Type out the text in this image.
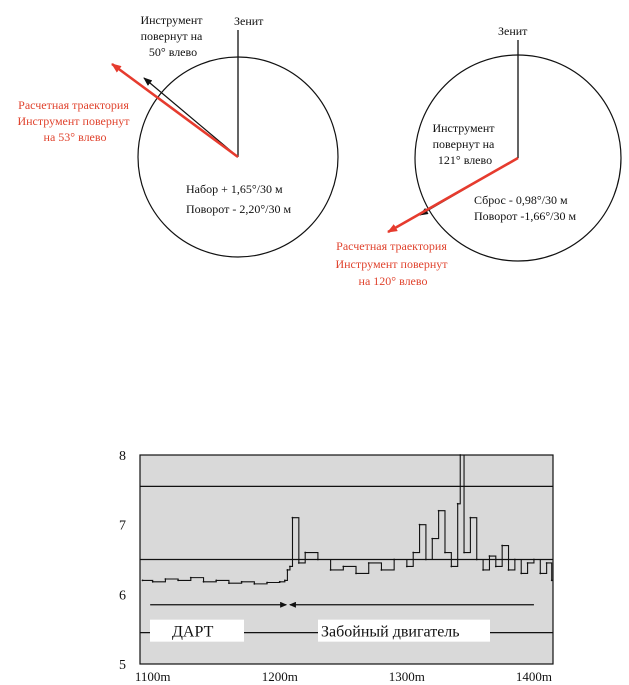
Зенит
Инструмент повернут на 50° влево
Расчетная траектория Инструмент повернут на 53° влево
Набор + 1,65°/30 м Поворот - 2,20°/30 м
Зенит
Инструмент повернут на 121° влево
Расчетная траектория Инструмент повернут на 120° влево
Сброс - 0,98°/30 м Поворот -1,66°/30 м
ДАРТ	Забойный двигатель
5
6
7
8
1100m	1200m	1300m	1400m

### WHAT NEEDS TO BE DONE
Each entry must be retyped word for word, with every image omitted.

### FINAL RESULT
Type out the text in this image.
Зенит
Инструмент повернут на 50° влево
Расчетная траектория Инструмент повернут на 53° влево
Набор + 1,65°/30 м Поворот - 2,20°/30 м
Зенит
Инструмент повернут на 121° влево
Расчетная траектория Инструмент повернут на 120° влево
Сброс - 0,98°/30 м Поворот -1,66°/30 м
ДАРТ	Забойный двигатель
5
6
7
8
1100m	1200m	1300m	1400m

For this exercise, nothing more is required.